= Objective =
Return each line of the data below verbatim; pictures are to be left out.

# # # # #

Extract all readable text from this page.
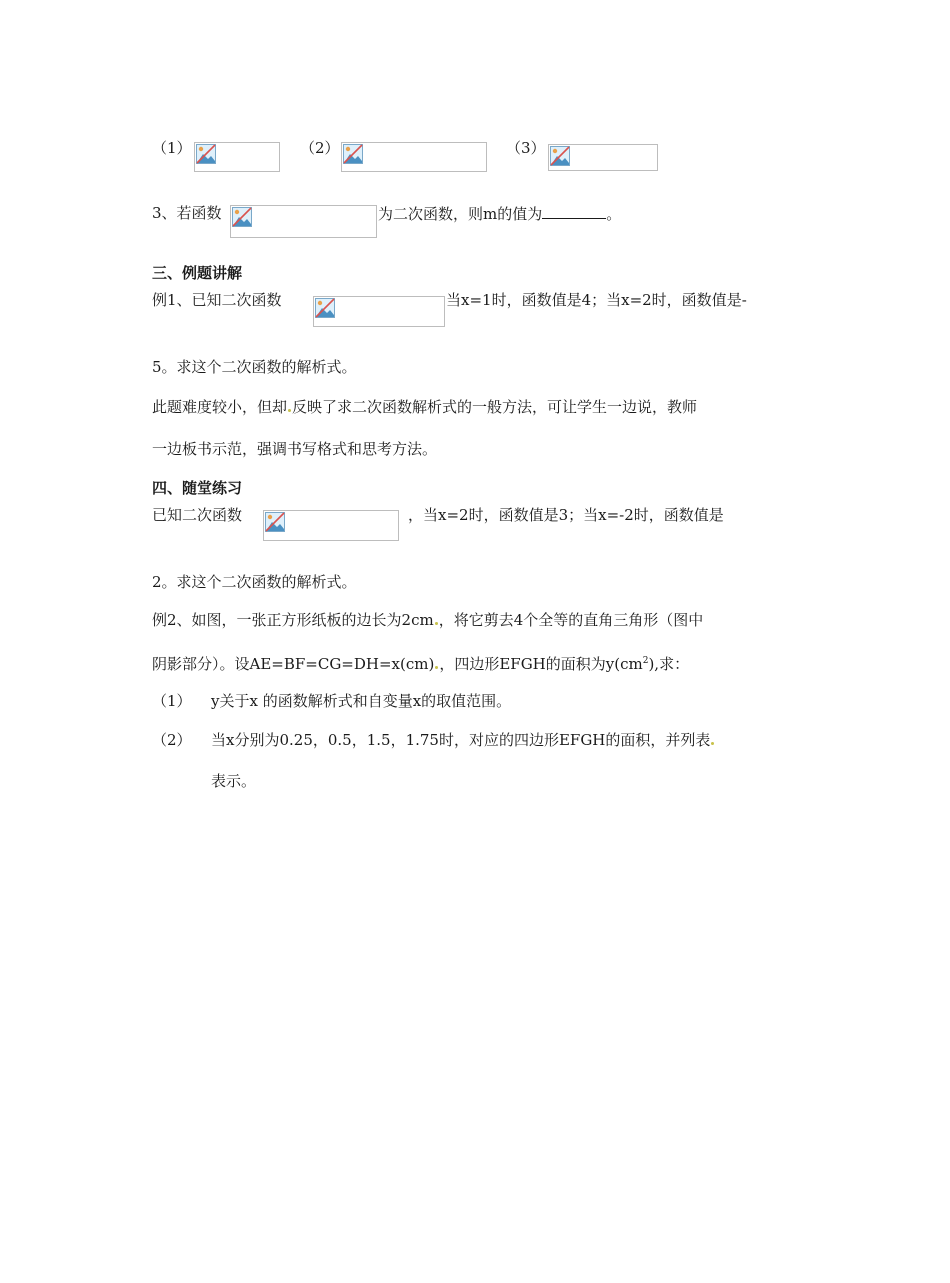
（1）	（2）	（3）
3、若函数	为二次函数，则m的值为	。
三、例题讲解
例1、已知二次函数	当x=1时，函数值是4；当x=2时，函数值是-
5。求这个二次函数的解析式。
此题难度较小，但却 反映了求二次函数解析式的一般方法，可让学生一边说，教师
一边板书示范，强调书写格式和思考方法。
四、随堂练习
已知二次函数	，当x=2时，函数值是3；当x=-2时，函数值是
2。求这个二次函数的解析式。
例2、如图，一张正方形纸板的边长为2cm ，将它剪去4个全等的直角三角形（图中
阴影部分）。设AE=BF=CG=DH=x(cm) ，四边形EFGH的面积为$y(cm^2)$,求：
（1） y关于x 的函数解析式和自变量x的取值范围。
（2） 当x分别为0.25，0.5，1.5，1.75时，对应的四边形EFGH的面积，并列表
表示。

# # # # #

= Written solution =
Extract all readable text from this page.
（1）	（2）	（3）
3、若函数	为二次函数，则m的值为	。
三、例题讲解
例1、已知二次函数	当x=1时，函数值是4；当x=2时，函数值是-
5。求这个二次函数的解析式。
此题难度较小，但却 反映了求二次函数解析式的一般方法，可让学生一边说，教师
一边板书示范，强调书写格式和思考方法。
四、随堂练习
已知二次函数	，当x=2时，函数值是3；当x=-2时，函数值是
2。求这个二次函数的解析式。
例2、如图，一张正方形纸板的边长为2cm ，将它剪去4个全等的直角三角形（图中
阴影部分）。设AE=BF=CG=DH=x(cm) ，四边形EFGH的面积为$y(cm^2)$,求：
（1） y关于x 的函数解析式和自变量x的取值范围。
（2） 当x分别为0.25，0.5，1.5，1.75时，对应的四边形EFGH的面积，并列表
表示。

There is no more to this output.